Copy out all of the material, matching it word for word.
--- start ---
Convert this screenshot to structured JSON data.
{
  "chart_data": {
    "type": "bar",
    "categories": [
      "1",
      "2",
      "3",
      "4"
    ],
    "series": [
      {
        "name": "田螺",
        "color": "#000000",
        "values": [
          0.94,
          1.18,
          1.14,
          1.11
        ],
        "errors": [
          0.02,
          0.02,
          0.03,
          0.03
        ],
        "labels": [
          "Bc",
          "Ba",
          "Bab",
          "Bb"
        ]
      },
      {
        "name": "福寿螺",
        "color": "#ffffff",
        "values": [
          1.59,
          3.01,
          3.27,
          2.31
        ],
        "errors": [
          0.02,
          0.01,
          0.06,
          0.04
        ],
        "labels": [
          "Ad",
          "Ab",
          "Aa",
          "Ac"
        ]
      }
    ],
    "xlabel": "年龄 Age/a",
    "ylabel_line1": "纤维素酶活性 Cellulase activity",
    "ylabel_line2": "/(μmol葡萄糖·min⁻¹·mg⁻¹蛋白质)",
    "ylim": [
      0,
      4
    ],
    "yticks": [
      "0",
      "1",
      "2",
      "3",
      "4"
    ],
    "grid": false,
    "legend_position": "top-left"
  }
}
--- end ---
◆ Solution below
Convert this screenshot to structured JSON data.
{
  "chart_data": {
    "type": "bar",
    "categories": [
      "1",
      "2",
      "3",
      "4"
    ],
    "series": [
      {
        "name": "田螺",
        "color": "#000000",
        "values": [
          0.94,
          1.18,
          1.14,
          1.11
        ],
        "errors": [
          0.02,
          0.02,
          0.03,
          0.03
        ],
        "labels": [
          "Bc",
          "Ba",
          "Bab",
          "Bb"
        ]
      },
      {
        "name": "福寿螺",
        "color": "#ffffff",
        "values": [
          1.59,
          3.01,
          3.27,
          2.31
        ],
        "errors": [
          0.02,
          0.01,
          0.06,
          0.04
        ],
        "labels": [
          "Ad",
          "Ab",
          "Aa",
          "Ac"
        ]
      }
    ],
    "xlabel": "年龄 Age/a",
    "ylabel_line1": "纤维素酶活性 Cellulase activity",
    "ylabel_line2": "/(μmol葡萄糖·min⁻¹·mg⁻¹蛋白质)",
    "ylim": [
      0,
      4
    ],
    "yticks": [
      "0",
      "1",
      "2",
      "3",
      "4"
    ],
    "grid": false,
    "legend_position": "top-left"
  }
}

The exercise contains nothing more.